Written task:
Scan the data below for the string "color". Copy every line where it appears.

Structured figure records:
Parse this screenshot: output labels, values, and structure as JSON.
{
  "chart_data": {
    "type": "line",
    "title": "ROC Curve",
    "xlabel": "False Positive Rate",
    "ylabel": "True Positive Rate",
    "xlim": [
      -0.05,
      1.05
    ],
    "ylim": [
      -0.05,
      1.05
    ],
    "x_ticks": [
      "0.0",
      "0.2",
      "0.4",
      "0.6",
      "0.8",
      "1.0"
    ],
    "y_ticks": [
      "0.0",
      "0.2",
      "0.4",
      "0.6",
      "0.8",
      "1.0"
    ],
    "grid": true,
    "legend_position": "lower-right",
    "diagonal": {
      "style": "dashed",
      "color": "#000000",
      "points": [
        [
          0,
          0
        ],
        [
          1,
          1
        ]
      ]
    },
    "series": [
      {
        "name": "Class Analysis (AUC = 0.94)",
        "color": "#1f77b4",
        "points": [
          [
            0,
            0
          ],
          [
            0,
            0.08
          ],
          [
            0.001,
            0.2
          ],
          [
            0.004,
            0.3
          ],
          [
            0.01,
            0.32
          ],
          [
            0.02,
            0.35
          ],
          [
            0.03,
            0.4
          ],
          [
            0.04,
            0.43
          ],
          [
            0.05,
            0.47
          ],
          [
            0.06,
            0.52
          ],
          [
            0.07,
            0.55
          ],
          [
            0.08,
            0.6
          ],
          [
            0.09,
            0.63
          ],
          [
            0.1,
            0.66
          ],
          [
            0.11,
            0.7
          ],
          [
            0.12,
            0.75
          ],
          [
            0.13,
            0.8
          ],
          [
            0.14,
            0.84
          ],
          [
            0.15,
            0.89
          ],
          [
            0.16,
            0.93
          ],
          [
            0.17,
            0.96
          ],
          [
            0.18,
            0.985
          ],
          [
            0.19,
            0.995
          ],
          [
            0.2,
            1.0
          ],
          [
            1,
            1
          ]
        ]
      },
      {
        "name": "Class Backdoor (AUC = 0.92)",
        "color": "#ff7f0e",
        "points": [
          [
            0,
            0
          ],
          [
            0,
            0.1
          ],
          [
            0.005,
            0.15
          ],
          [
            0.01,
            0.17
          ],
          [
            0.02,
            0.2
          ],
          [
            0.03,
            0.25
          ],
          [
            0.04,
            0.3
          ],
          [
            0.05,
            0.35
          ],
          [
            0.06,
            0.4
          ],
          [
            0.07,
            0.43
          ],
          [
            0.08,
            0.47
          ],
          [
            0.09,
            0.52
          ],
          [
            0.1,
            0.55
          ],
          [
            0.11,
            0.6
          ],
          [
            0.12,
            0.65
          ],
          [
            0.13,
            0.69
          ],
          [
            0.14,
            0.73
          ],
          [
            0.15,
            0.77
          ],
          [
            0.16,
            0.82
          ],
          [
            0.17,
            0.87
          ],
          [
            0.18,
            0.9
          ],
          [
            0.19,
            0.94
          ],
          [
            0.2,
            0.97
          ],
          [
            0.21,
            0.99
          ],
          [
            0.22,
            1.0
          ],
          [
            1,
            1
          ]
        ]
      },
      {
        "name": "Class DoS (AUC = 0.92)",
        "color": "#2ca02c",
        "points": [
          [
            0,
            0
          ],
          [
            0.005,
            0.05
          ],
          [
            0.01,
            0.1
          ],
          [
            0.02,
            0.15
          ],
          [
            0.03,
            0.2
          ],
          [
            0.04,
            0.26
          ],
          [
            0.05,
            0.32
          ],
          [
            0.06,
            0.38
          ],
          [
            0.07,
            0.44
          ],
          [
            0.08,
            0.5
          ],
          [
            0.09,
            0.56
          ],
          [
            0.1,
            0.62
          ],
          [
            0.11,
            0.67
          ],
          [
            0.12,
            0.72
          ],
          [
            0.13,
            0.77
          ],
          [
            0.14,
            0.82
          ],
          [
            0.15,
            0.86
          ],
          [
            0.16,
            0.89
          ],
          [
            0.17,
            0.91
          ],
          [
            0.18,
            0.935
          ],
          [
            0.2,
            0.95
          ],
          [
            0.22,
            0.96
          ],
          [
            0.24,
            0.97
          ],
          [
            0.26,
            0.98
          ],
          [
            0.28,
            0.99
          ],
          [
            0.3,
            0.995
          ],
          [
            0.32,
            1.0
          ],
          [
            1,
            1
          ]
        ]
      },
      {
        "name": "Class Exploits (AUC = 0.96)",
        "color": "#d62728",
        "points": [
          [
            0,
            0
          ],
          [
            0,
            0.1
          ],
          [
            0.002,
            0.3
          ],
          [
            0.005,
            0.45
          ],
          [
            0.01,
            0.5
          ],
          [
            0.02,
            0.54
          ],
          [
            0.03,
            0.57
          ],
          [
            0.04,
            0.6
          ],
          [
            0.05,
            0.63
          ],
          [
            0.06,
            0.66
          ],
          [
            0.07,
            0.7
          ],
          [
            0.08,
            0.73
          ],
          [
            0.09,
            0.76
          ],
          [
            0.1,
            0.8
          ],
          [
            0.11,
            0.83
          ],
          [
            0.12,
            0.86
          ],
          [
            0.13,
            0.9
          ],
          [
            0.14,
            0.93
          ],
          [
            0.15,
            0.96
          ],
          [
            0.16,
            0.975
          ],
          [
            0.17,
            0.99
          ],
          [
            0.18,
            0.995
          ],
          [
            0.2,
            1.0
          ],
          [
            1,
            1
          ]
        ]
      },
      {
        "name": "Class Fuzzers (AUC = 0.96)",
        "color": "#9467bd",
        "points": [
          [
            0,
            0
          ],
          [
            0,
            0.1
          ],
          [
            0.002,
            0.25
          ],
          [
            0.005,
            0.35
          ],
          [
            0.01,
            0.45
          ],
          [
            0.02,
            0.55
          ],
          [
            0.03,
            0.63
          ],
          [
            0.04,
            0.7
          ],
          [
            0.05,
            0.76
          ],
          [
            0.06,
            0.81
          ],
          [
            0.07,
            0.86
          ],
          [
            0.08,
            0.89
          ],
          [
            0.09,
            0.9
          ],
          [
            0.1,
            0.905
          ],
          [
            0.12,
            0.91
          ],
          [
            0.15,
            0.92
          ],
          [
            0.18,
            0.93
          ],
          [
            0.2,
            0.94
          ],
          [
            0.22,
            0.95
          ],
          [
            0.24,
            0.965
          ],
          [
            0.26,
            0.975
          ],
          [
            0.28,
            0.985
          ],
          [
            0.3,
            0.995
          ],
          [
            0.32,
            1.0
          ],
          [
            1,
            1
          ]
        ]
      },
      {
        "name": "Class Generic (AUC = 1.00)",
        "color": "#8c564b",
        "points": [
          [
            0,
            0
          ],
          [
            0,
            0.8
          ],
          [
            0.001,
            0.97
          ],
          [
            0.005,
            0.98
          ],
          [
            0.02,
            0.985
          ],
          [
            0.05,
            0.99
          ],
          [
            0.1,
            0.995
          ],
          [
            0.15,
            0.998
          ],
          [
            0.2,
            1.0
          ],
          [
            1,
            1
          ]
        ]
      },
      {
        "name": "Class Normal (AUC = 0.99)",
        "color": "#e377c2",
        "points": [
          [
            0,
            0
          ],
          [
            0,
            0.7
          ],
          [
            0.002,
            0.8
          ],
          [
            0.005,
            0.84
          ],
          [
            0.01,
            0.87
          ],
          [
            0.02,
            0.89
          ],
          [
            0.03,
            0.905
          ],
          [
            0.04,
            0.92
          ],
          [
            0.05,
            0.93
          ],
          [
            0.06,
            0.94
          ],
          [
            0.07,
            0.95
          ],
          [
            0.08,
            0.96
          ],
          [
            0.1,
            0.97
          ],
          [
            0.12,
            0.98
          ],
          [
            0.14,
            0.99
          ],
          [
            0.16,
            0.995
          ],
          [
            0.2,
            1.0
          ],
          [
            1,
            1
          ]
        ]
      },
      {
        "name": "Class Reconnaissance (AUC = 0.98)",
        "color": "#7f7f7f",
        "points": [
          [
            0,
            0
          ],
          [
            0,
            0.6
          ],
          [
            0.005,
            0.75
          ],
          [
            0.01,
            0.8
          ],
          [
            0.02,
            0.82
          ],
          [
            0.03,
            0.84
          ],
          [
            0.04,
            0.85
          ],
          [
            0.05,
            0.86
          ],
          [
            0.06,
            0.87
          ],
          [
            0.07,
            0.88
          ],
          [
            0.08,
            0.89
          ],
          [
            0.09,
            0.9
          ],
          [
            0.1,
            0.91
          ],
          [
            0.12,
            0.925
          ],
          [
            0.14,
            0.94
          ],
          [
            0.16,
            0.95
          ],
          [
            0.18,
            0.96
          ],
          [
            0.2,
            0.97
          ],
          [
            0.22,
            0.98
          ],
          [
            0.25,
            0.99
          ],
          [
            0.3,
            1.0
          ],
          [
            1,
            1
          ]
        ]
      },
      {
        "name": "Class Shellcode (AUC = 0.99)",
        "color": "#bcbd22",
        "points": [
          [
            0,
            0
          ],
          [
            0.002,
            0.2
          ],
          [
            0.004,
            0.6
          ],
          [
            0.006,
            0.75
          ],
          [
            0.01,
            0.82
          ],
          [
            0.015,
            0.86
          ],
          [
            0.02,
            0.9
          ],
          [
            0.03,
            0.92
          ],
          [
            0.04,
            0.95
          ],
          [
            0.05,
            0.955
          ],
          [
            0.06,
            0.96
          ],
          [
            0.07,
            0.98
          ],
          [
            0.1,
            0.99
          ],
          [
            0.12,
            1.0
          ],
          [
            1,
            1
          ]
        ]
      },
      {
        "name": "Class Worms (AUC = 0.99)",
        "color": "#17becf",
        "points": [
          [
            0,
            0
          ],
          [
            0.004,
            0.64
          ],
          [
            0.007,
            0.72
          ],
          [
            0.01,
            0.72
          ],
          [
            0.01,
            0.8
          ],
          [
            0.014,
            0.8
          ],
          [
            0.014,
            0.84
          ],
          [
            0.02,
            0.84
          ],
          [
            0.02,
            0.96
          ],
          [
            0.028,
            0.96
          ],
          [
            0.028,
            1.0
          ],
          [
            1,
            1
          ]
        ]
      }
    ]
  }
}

Result below:
      "color": "#000000",
        "color": "#1f77b4",
        "color": "#ff7f0e",
        "color": "#2ca02c",
        "color": "#d62728",
        "color": "#9467bd",
        "color": "#8c564b",
        "color": "#e377c2",
        "color": "#7f7f7f",
        "color": "#bcbd22",
        "color": "#17becf",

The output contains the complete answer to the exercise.